Exercise goal -
Write the entries out again in full and unchanged, dropping every image.

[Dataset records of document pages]

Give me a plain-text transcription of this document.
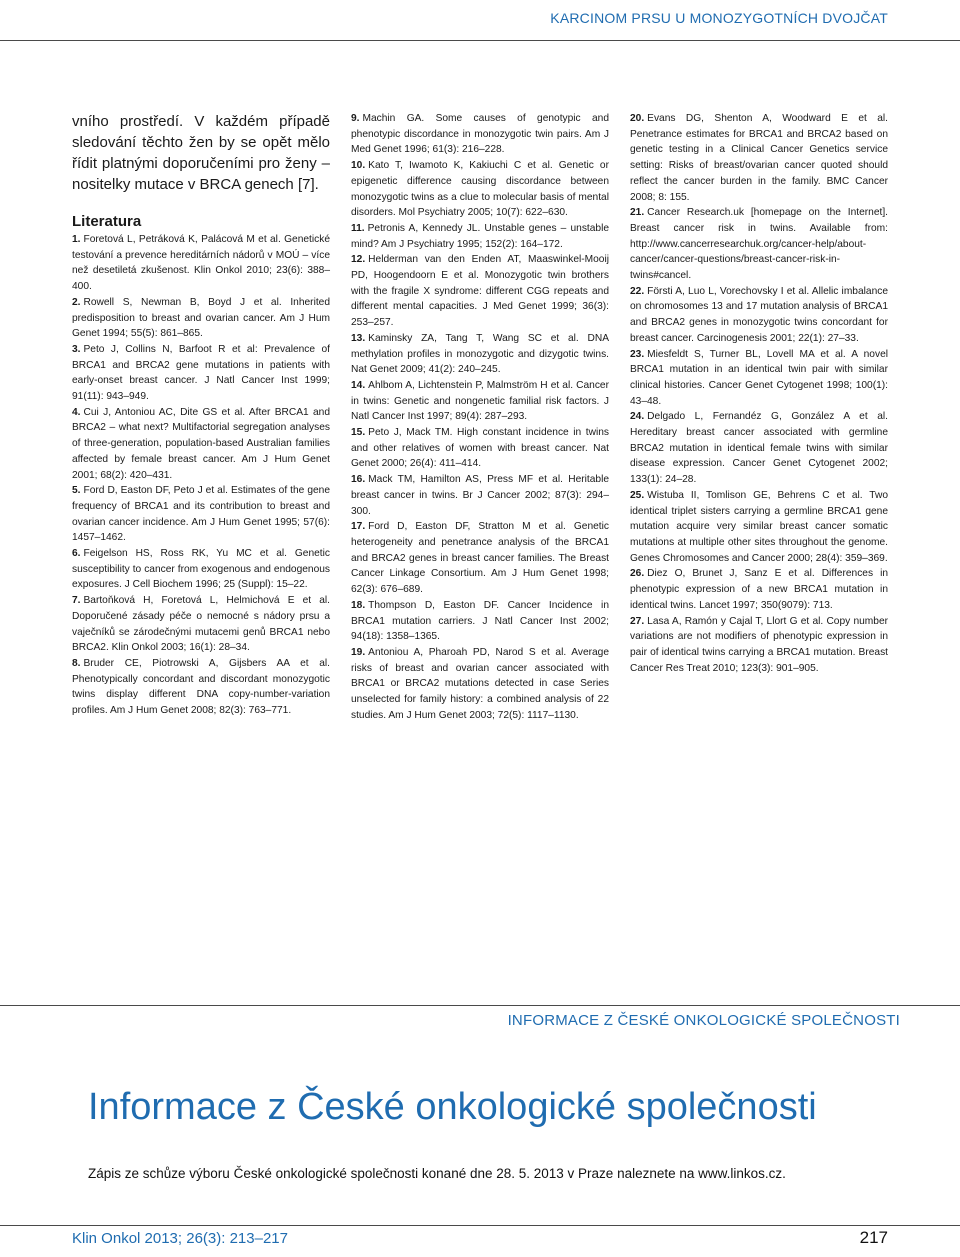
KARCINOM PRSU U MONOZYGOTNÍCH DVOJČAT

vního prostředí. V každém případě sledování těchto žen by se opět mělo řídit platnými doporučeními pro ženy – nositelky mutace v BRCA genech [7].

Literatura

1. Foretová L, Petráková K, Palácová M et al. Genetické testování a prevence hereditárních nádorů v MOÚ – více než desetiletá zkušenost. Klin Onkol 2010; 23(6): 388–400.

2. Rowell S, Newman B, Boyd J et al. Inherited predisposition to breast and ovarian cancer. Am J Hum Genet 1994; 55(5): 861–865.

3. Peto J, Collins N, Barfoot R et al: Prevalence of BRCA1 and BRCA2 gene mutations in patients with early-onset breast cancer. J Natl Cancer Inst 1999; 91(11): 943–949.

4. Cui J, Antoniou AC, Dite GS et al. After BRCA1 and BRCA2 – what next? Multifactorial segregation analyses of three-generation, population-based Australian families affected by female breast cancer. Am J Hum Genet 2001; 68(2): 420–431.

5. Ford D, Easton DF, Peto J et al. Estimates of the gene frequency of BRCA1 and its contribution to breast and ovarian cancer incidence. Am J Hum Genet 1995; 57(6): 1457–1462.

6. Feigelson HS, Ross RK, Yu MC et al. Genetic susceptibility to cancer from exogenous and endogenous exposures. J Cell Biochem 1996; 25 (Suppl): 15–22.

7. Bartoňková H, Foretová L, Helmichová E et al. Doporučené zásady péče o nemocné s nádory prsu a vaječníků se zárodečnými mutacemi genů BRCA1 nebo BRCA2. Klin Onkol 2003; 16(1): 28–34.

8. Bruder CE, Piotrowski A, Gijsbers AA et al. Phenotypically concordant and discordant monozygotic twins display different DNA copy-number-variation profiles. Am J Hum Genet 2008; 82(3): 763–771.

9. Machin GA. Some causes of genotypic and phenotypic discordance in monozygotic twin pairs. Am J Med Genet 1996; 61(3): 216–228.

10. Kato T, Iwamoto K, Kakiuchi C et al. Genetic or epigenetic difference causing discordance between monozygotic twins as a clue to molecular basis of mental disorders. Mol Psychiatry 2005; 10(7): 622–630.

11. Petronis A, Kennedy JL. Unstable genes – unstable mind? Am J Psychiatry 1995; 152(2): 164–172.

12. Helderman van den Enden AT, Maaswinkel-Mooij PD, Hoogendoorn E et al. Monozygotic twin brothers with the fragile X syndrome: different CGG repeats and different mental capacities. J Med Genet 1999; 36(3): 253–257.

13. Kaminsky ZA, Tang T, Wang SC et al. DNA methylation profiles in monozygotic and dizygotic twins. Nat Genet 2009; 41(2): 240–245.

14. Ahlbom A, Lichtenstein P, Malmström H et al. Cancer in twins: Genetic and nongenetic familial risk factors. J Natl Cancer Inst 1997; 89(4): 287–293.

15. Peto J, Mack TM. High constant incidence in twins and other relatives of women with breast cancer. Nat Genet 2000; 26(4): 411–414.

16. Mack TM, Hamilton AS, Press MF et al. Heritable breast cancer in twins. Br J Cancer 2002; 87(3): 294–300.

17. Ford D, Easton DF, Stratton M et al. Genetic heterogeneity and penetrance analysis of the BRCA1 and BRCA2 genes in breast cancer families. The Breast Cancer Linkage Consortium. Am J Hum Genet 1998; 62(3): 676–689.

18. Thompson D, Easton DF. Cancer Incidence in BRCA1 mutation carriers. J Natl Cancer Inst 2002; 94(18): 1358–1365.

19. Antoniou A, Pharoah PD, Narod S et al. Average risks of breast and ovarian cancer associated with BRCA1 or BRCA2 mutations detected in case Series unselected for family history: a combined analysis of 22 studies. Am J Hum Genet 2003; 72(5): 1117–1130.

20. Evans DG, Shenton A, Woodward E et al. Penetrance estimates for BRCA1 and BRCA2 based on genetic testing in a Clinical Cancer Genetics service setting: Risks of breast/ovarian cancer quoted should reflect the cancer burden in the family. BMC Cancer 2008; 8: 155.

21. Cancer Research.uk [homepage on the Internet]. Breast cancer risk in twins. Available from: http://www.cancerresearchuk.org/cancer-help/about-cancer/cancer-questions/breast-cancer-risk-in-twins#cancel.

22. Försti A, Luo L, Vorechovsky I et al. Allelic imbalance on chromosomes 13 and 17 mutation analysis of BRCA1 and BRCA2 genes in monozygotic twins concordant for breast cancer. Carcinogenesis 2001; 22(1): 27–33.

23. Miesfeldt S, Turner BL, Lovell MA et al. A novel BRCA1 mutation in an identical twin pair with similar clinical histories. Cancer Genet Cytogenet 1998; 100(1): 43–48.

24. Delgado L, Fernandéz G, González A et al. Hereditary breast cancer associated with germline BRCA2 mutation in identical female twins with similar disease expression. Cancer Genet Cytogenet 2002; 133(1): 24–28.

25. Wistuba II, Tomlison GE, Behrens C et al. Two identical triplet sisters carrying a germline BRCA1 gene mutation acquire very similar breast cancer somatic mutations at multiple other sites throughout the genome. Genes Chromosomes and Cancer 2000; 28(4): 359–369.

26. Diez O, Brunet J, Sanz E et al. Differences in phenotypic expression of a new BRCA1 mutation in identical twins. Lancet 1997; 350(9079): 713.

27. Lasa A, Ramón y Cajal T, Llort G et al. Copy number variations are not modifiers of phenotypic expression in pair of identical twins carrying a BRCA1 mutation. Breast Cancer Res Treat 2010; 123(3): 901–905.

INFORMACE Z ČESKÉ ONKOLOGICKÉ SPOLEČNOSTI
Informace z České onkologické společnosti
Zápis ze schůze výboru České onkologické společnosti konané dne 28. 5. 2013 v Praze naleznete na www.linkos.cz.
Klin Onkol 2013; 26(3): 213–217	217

Exercise output -
Give me a plain-text transcription of this document.
KARCINOM PRSU U MONOZYGOTNÍCH DVOJČAT

vního prostředí. V každém případě sledování těchto žen by se opět mělo řídit platnými doporučeními pro ženy – nositelky mutace v BRCA genech [7].

Literatura

1. Foretová L, Petráková K, Palácová M et al. Genetické testování a prevence hereditárních nádorů v MOÚ – více než desetiletá zkušenost. Klin Onkol 2010; 23(6): 388–400.

2. Rowell S, Newman B, Boyd J et al. Inherited predisposition to breast and ovarian cancer. Am J Hum Genet 1994; 55(5): 861–865.

3. Peto J, Collins N, Barfoot R et al: Prevalence of BRCA1 and BRCA2 gene mutations in patients with early-onset breast cancer. J Natl Cancer Inst 1999; 91(11): 943–949.

4. Cui J, Antoniou AC, Dite GS et al. After BRCA1 and BRCA2 – what next? Multifactorial segregation analyses of three-generation, population-based Australian families affected by female breast cancer. Am J Hum Genet 2001; 68(2): 420–431.

5. Ford D, Easton DF, Peto J et al. Estimates of the gene frequency of BRCA1 and its contribution to breast and ovarian cancer incidence. Am J Hum Genet 1995; 57(6): 1457–1462.

6. Feigelson HS, Ross RK, Yu MC et al. Genetic susceptibility to cancer from exogenous and endogenous exposures. J Cell Biochem 1996; 25 (Suppl): 15–22.

7. Bartoňková H, Foretová L, Helmichová E et al. Doporučené zásady péče o nemocné s nádory prsu a vaječníků se zárodečnými mutacemi genů BRCA1 nebo BRCA2. Klin Onkol 2003; 16(1): 28–34.

8. Bruder CE, Piotrowski A, Gijsbers AA et al. Phenotypically concordant and discordant monozygotic twins display different DNA copy-number-variation profiles. Am J Hum Genet 2008; 82(3): 763–771.

9. Machin GA. Some causes of genotypic and phenotypic discordance in monozygotic twin pairs. Am J Med Genet 1996; 61(3): 216–228.

10. Kato T, Iwamoto K, Kakiuchi C et al. Genetic or epigenetic difference causing discordance between monozygotic twins as a clue to molecular basis of mental disorders. Mol Psychiatry 2005; 10(7): 622–630.

11. Petronis A, Kennedy JL. Unstable genes – unstable mind? Am J Psychiatry 1995; 152(2): 164–172.

12. Helderman van den Enden AT, Maaswinkel-Mooij PD, Hoogendoorn E et al. Monozygotic twin brothers with the fragile X syndrome: different CGG repeats and different mental capacities. J Med Genet 1999; 36(3): 253–257.

13. Kaminsky ZA, Tang T, Wang SC et al. DNA methylation profiles in monozygotic and dizygotic twins. Nat Genet 2009; 41(2): 240–245.

14. Ahlbom A, Lichtenstein P, Malmström H et al. Cancer in twins: Genetic and nongenetic familial risk factors. J Natl Cancer Inst 1997; 89(4): 287–293.

15. Peto J, Mack TM. High constant incidence in twins and other relatives of women with breast cancer. Nat Genet 2000; 26(4): 411–414.

16. Mack TM, Hamilton AS, Press MF et al. Heritable breast cancer in twins. Br J Cancer 2002; 87(3): 294–300.

17. Ford D, Easton DF, Stratton M et al. Genetic heterogeneity and penetrance analysis of the BRCA1 and BRCA2 genes in breast cancer families. The Breast Cancer Linkage Consortium. Am J Hum Genet 1998; 62(3): 676–689.

18. Thompson D, Easton DF. Cancer Incidence in BRCA1 mutation carriers. J Natl Cancer Inst 2002; 94(18): 1358–1365.

19. Antoniou A, Pharoah PD, Narod S et al. Average risks of breast and ovarian cancer associated with BRCA1 or BRCA2 mutations detected in case Series unselected for family history: a combined analysis of 22 studies. Am J Hum Genet 2003; 72(5): 1117–1130.

20. Evans DG, Shenton A, Woodward E et al. Penetrance estimates for BRCA1 and BRCA2 based on genetic testing in a Clinical Cancer Genetics service setting: Risks of breast/ovarian cancer quoted should reflect the cancer burden in the family. BMC Cancer 2008; 8: 155.

21. Cancer Research.uk [homepage on the Internet]. Breast cancer risk in twins. Available from: http://www.cancerresearchuk.org/cancer-help/about-cancer/cancer-questions/breast-cancer-risk-in-twins#cancel.

22. Försti A, Luo L, Vorechovsky I et al. Allelic imbalance on chromosomes 13 and 17 mutation analysis of BRCA1 and BRCA2 genes in monozygotic twins concordant for breast cancer. Carcinogenesis 2001; 22(1): 27–33.

23. Miesfeldt S, Turner BL, Lovell MA et al. A novel BRCA1 mutation in an identical twin pair with similar clinical histories. Cancer Genet Cytogenet 1998; 100(1): 43–48.

24. Delgado L, Fernandéz G, González A et al. Hereditary breast cancer associated with germline BRCA2 mutation in identical female twins with similar disease expression. Cancer Genet Cytogenet 2002; 133(1): 24–28.

25. Wistuba II, Tomlison GE, Behrens C et al. Two identical triplet sisters carrying a germline BRCA1 gene mutation acquire very similar breast cancer somatic mutations at multiple other sites throughout the genome. Genes Chromosomes and Cancer 2000; 28(4): 359–369.

26. Diez O, Brunet J, Sanz E et al. Differences in phenotypic expression of a new BRCA1 mutation in identical twins. Lancet 1997; 350(9079): 713.

27. Lasa A, Ramón y Cajal T, Llort G et al. Copy number variations are not modifiers of phenotypic expression in pair of identical twins carrying a BRCA1 mutation. Breast Cancer Res Treat 2010; 123(3): 901–905.

INFORMACE Z ČESKÉ ONKOLOGICKÉ SPOLEČNOSTI
Informace z České onkologické společnosti
Zápis ze schůze výboru České onkologické společnosti konané dne 28. 5. 2013 v Praze naleznete na www.linkos.cz.
Klin Onkol 2013; 26(3): 213–217	217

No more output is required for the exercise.